Look through the lines of the material and count those containing "immediate". Give that count alone.

>> start INPUT RECORDS

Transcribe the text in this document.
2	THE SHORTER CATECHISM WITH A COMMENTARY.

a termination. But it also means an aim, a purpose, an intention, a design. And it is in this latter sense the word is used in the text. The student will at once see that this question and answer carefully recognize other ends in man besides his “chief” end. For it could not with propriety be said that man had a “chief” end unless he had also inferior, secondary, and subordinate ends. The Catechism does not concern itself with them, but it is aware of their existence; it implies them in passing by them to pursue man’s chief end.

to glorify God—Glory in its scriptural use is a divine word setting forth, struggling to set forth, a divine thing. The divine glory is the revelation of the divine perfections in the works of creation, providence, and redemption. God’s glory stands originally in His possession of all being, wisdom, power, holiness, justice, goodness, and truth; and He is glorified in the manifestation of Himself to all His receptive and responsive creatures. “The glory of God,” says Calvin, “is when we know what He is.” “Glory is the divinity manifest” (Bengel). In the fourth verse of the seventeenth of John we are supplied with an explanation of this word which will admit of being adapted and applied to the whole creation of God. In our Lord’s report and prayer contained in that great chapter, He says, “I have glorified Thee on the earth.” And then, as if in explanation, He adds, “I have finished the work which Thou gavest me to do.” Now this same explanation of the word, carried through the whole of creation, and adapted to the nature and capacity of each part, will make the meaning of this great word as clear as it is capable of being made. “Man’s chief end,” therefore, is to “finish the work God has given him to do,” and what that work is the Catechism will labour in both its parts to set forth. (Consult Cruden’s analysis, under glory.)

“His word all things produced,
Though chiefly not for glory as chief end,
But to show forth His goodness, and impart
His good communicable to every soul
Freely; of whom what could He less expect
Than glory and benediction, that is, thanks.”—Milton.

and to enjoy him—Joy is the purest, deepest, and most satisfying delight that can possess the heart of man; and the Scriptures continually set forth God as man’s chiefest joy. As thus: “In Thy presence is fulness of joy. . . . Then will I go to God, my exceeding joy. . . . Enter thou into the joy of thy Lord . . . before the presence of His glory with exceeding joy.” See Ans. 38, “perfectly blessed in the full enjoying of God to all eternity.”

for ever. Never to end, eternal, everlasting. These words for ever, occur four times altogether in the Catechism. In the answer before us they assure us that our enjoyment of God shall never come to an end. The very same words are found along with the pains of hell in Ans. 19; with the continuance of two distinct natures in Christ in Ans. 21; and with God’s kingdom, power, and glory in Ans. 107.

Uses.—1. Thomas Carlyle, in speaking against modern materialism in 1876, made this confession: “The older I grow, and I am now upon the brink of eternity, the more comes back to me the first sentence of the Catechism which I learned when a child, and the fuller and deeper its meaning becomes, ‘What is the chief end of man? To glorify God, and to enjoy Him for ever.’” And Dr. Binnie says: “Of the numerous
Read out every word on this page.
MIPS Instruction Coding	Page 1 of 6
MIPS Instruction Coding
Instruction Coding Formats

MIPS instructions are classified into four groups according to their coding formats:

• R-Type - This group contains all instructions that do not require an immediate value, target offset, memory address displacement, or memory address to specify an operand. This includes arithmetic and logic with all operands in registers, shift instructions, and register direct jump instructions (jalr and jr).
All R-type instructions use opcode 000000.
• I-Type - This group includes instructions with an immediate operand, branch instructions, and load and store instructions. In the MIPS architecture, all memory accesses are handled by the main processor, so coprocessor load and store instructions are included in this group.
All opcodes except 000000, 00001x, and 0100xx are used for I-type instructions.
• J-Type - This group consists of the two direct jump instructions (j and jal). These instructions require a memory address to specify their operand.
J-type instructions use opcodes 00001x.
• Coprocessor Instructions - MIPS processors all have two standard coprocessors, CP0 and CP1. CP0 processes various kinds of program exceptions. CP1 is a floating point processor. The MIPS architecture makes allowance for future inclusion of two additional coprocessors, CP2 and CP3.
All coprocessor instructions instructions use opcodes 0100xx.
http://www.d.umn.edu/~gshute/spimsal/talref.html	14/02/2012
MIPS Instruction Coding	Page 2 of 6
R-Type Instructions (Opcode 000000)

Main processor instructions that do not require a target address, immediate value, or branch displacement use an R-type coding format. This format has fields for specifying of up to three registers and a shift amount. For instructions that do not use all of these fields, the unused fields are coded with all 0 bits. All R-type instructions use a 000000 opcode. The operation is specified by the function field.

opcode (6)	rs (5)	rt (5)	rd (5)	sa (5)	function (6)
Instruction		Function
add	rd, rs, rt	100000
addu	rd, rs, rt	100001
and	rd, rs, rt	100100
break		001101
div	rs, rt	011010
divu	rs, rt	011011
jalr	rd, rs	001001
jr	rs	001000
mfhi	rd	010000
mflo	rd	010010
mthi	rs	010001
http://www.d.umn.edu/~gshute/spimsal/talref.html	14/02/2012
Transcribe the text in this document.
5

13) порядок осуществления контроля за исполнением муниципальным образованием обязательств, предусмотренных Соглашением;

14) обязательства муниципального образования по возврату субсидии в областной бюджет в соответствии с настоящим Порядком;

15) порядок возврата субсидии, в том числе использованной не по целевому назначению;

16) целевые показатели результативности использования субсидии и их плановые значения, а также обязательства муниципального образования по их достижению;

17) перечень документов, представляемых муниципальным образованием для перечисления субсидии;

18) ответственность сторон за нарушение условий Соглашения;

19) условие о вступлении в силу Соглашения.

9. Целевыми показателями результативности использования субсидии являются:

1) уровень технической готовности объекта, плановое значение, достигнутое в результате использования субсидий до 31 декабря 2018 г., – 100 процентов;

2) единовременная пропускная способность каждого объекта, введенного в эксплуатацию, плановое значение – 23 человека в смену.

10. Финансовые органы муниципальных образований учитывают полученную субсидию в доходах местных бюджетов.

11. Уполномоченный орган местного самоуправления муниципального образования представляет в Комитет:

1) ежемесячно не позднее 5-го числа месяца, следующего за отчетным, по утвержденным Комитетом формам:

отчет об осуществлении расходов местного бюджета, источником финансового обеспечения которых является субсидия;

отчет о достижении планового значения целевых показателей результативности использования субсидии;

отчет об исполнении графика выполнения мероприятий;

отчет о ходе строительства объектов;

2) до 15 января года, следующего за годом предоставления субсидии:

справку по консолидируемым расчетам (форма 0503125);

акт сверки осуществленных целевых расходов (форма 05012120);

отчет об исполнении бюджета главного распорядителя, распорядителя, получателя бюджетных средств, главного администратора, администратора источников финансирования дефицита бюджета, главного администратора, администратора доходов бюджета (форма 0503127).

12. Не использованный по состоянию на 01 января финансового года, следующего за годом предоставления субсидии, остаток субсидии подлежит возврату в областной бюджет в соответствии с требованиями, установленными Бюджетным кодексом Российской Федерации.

>> end INPUT RECORDS

■ **REPLY TO THE TASK**:
3